▶ TASK DETAILS:
Your job is to retype all of the data word for word, leaving every image out.

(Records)

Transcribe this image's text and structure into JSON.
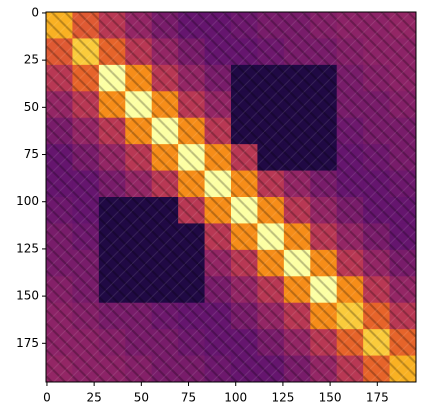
{
  "chart_data": {
    "type": "heatmap",
    "colormap": "inferno",
    "xlim": [
      -0.5,
      195.5
    ],
    "ylim": [
      195.5,
      -0.5
    ],
    "xticks": [
      0,
      25,
      50,
      75,
      100,
      125,
      150,
      175
    ],
    "yticks": [
      0,
      25,
      50,
      75,
      100,
      125,
      150,
      175
    ],
    "z": [
      [
        0.85,
        0.65,
        0.52,
        0.42,
        0.35,
        0.3,
        0.3,
        0.32,
        0.35,
        0.35,
        0.38,
        0.4,
        0.4,
        0.42
      ],
      [
        0.65,
        0.9,
        0.68,
        0.52,
        0.42,
        0.35,
        0.3,
        0.3,
        0.32,
        0.35,
        0.35,
        0.38,
        0.4,
        0.4
      ],
      [
        0.52,
        0.68,
        1.0,
        0.78,
        0.52,
        0.42,
        0.35,
        0.12,
        0.12,
        0.12,
        0.12,
        0.35,
        0.38,
        0.4
      ],
      [
        0.42,
        0.52,
        0.78,
        1.0,
        0.78,
        0.52,
        0.42,
        0.12,
        0.12,
        0.12,
        0.12,
        0.35,
        0.35,
        0.38
      ],
      [
        0.35,
        0.42,
        0.52,
        0.78,
        1.0,
        0.78,
        0.52,
        0.12,
        0.12,
        0.12,
        0.12,
        0.32,
        0.35,
        0.35
      ],
      [
        0.3,
        0.35,
        0.42,
        0.52,
        0.78,
        1.0,
        0.78,
        0.52,
        0.12,
        0.12,
        0.12,
        0.3,
        0.32,
        0.35
      ],
      [
        0.3,
        0.3,
        0.35,
        0.42,
        0.52,
        0.78,
        1.0,
        0.78,
        0.52,
        0.42,
        0.35,
        0.3,
        0.3,
        0.32
      ],
      [
        0.32,
        0.3,
        0.12,
        0.12,
        0.12,
        0.52,
        0.78,
        1.0,
        0.78,
        0.52,
        0.42,
        0.35,
        0.3,
        0.3
      ],
      [
        0.35,
        0.32,
        0.12,
        0.12,
        0.12,
        0.12,
        0.52,
        0.78,
        1.0,
        0.78,
        0.52,
        0.42,
        0.35,
        0.3
      ],
      [
        0.35,
        0.35,
        0.12,
        0.12,
        0.12,
        0.12,
        0.42,
        0.52,
        0.78,
        1.0,
        0.78,
        0.52,
        0.42,
        0.35
      ],
      [
        0.38,
        0.35,
        0.12,
        0.12,
        0.12,
        0.12,
        0.35,
        0.42,
        0.52,
        0.78,
        1.0,
        0.78,
        0.52,
        0.42
      ],
      [
        0.4,
        0.38,
        0.35,
        0.35,
        0.32,
        0.3,
        0.3,
        0.35,
        0.42,
        0.52,
        0.78,
        0.9,
        0.68,
        0.52
      ],
      [
        0.4,
        0.4,
        0.38,
        0.35,
        0.35,
        0.32,
        0.3,
        0.3,
        0.35,
        0.42,
        0.52,
        0.68,
        0.9,
        0.68
      ],
      [
        0.42,
        0.4,
        0.4,
        0.38,
        0.35,
        0.35,
        0.32,
        0.3,
        0.3,
        0.35,
        0.42,
        0.52,
        0.68,
        0.85
      ]
    ]
  }
}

▶ SOLUTION TO THE EXERCISE:
Transcribe this image's text and structure into JSON.
{
  "chart_data": {
    "type": "heatmap",
    "colormap": "inferno",
    "xlim": [
      -0.5,
      195.5
    ],
    "ylim": [
      195.5,
      -0.5
    ],
    "xticks": [
      0,
      25,
      50,
      75,
      100,
      125,
      150,
      175
    ],
    "yticks": [
      0,
      25,
      50,
      75,
      100,
      125,
      150,
      175
    ],
    "z": [
      [
        0.85,
        0.65,
        0.52,
        0.42,
        0.35,
        0.3,
        0.3,
        0.32,
        0.35,
        0.35,
        0.38,
        0.4,
        0.4,
        0.42
      ],
      [
        0.65,
        0.9,
        0.68,
        0.52,
        0.42,
        0.35,
        0.3,
        0.3,
        0.32,
        0.35,
        0.35,
        0.38,
        0.4,
        0.4
      ],
      [
        0.52,
        0.68,
        1.0,
        0.78,
        0.52,
        0.42,
        0.35,
        0.12,
        0.12,
        0.12,
        0.12,
        0.35,
        0.38,
        0.4
      ],
      [
        0.42,
        0.52,
        0.78,
        1.0,
        0.78,
        0.52,
        0.42,
        0.12,
        0.12,
        0.12,
        0.12,
        0.35,
        0.35,
        0.38
      ],
      [
        0.35,
        0.42,
        0.52,
        0.78,
        1.0,
        0.78,
        0.52,
        0.12,
        0.12,
        0.12,
        0.12,
        0.32,
        0.35,
        0.35
      ],
      [
        0.3,
        0.35,
        0.42,
        0.52,
        0.78,
        1.0,
        0.78,
        0.52,
        0.12,
        0.12,
        0.12,
        0.3,
        0.32,
        0.35
      ],
      [
        0.3,
        0.3,
        0.35,
        0.42,
        0.52,
        0.78,
        1.0,
        0.78,
        0.52,
        0.42,
        0.35,
        0.3,
        0.3,
        0.32
      ],
      [
        0.32,
        0.3,
        0.12,
        0.12,
        0.12,
        0.52,
        0.78,
        1.0,
        0.78,
        0.52,
        0.42,
        0.35,
        0.3,
        0.3
      ],
      [
        0.35,
        0.32,
        0.12,
        0.12,
        0.12,
        0.12,
        0.52,
        0.78,
        1.0,
        0.78,
        0.52,
        0.42,
        0.35,
        0.3
      ],
      [
        0.35,
        0.35,
        0.12,
        0.12,
        0.12,
        0.12,
        0.42,
        0.52,
        0.78,
        1.0,
        0.78,
        0.52,
        0.42,
        0.35
      ],
      [
        0.38,
        0.35,
        0.12,
        0.12,
        0.12,
        0.12,
        0.35,
        0.42,
        0.52,
        0.78,
        1.0,
        0.78,
        0.52,
        0.42
      ],
      [
        0.4,
        0.38,
        0.35,
        0.35,
        0.32,
        0.3,
        0.3,
        0.35,
        0.42,
        0.52,
        0.78,
        0.9,
        0.68,
        0.52
      ],
      [
        0.4,
        0.4,
        0.38,
        0.35,
        0.35,
        0.32,
        0.3,
        0.3,
        0.35,
        0.42,
        0.52,
        0.68,
        0.9,
        0.68
      ],
      [
        0.42,
        0.4,
        0.4,
        0.38,
        0.35,
        0.35,
        0.32,
        0.3,
        0.3,
        0.35,
        0.42,
        0.52,
        0.68,
        0.85
      ]
    ]
  }
}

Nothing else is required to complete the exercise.